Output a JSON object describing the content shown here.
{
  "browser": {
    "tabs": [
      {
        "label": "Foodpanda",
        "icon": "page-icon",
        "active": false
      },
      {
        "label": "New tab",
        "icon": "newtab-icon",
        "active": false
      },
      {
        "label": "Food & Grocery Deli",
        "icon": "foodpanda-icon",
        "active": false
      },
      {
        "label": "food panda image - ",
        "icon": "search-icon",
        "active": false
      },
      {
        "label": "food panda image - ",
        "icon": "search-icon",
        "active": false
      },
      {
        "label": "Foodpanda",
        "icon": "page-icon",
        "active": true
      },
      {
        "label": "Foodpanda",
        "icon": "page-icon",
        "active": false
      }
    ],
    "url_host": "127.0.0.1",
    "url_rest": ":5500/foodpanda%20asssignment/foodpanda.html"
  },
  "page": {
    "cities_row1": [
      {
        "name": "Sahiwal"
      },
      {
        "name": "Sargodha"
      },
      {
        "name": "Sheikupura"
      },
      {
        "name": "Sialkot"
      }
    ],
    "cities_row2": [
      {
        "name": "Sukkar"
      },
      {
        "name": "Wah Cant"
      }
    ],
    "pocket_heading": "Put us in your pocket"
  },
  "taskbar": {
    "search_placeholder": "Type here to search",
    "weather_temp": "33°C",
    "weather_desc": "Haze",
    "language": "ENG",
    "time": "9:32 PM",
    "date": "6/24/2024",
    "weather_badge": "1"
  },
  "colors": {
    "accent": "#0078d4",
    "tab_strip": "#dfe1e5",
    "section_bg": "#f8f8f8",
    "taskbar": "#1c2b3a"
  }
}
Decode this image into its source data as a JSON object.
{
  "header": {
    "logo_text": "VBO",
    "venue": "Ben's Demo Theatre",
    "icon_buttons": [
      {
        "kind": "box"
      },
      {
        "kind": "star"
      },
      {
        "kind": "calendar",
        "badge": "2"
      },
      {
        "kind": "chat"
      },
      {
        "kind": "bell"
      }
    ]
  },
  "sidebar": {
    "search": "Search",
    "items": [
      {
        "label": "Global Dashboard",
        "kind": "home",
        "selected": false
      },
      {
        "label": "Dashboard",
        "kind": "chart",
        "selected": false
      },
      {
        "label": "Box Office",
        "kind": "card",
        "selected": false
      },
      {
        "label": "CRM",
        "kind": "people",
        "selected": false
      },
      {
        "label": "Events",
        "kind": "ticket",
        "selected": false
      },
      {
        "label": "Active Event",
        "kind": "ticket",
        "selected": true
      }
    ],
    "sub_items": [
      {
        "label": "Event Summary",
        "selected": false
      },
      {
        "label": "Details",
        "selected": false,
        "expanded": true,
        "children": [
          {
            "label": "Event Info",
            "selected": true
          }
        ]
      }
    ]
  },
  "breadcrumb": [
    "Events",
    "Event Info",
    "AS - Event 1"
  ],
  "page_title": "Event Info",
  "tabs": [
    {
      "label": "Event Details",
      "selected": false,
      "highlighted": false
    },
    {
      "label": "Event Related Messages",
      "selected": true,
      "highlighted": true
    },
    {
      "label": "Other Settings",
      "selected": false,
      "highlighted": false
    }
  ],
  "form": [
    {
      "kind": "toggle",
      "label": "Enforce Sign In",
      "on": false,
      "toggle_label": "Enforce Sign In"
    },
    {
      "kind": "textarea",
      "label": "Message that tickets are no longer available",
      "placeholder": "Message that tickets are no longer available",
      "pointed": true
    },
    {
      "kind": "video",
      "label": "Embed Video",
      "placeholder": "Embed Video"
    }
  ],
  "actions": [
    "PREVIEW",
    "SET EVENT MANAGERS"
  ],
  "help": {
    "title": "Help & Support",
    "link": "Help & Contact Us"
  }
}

=-=-=-=-=

→ Exercise prompt
Find the word "Embed" in the entries, and copy every line it shows up in.

→ Answer
      "label": "Embed Video",
      "placeholder": "Embed Video"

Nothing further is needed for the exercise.